** Start of Data supplied **

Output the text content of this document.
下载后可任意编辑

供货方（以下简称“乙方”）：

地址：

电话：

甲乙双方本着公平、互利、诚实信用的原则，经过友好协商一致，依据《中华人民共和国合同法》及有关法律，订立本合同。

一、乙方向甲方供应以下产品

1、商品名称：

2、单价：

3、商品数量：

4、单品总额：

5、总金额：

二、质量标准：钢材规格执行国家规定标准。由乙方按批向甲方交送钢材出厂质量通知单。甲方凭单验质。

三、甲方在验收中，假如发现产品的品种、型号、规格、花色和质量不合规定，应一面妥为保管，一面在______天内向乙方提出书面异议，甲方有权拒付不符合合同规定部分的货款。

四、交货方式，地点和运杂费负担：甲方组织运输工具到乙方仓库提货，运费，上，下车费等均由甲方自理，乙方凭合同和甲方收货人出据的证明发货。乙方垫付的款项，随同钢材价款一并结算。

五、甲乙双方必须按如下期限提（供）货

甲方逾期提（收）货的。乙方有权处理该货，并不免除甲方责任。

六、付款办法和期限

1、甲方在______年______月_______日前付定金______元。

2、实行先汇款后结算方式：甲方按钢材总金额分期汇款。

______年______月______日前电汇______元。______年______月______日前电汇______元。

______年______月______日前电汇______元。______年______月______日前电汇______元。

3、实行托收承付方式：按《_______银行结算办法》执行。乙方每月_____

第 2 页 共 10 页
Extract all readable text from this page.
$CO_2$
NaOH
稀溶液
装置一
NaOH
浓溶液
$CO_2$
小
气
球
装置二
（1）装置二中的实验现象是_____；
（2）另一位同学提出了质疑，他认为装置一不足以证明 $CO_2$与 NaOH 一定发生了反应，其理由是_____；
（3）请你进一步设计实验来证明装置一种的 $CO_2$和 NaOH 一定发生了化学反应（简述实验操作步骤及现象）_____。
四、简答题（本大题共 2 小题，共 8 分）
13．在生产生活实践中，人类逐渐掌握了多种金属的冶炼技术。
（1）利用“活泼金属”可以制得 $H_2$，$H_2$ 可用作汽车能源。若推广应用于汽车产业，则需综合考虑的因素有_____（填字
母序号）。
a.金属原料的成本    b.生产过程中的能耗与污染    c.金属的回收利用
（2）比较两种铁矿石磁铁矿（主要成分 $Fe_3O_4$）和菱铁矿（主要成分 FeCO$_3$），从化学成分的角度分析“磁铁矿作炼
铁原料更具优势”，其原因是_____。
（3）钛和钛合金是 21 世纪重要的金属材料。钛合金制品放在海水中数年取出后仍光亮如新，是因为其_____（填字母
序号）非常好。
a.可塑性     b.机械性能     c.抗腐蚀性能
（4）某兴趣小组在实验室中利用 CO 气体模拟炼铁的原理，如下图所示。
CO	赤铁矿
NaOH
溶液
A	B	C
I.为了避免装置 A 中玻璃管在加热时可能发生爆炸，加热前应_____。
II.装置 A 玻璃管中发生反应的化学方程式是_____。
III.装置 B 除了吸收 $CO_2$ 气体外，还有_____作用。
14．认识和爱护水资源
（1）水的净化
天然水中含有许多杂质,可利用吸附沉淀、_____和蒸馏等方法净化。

** End of Data supplied **

Reproduce exactly the line that holds "Extract all readable text from this page.", then every line after it, ending with the final line of the records above.

Problem solution —
Extract all readable text from this page.
$CO_2$
NaOH
稀溶液
装置一
NaOH
浓溶液
$CO_2$
小
气
球
装置二
（1）装置二中的实验现象是_____；
（2）另一位同学提出了质疑，他认为装置一不足以证明 $CO_2$与 NaOH 一定发生了反应，其理由是_____；
（3）请你进一步设计实验来证明装置一种的 $CO_2$和 NaOH 一定发生了化学反应（简述实验操作步骤及现象）_____。
四、简答题（本大题共 2 小题，共 8 分）
13．在生产生活实践中，人类逐渐掌握了多种金属的冶炼技术。
（1）利用“活泼金属”可以制得 $H_2$，$H_2$ 可用作汽车能源。若推广应用于汽车产业，则需综合考虑的因素有_____（填字
母序号）。
a.金属原料的成本    b.生产过程中的能耗与污染    c.金属的回收利用
（2）比较两种铁矿石磁铁矿（主要成分 $Fe_3O_4$）和菱铁矿（主要成分 FeCO$_3$），从化学成分的角度分析“磁铁矿作炼
铁原料更具优势”，其原因是_____。
（3）钛和钛合金是 21 世纪重要的金属材料。钛合金制品放在海水中数年取出后仍光亮如新，是因为其_____（填字母
序号）非常好。
a.可塑性     b.机械性能     c.抗腐蚀性能
（4）某兴趣小组在实验室中利用 CO 气体模拟炼铁的原理，如下图所示。
CO	赤铁矿
NaOH
溶液
A	B	C
I.为了避免装置 A 中玻璃管在加热时可能发生爆炸，加热前应_____。
II.装置 A 玻璃管中发生反应的化学方程式是_____。
III.装置 B 除了吸收 $CO_2$ 气体外，还有_____作用。
14．认识和爱护水资源
（1）水的净化
天然水中含有许多杂质,可利用吸附沉淀、_____和蒸馏等方法净化。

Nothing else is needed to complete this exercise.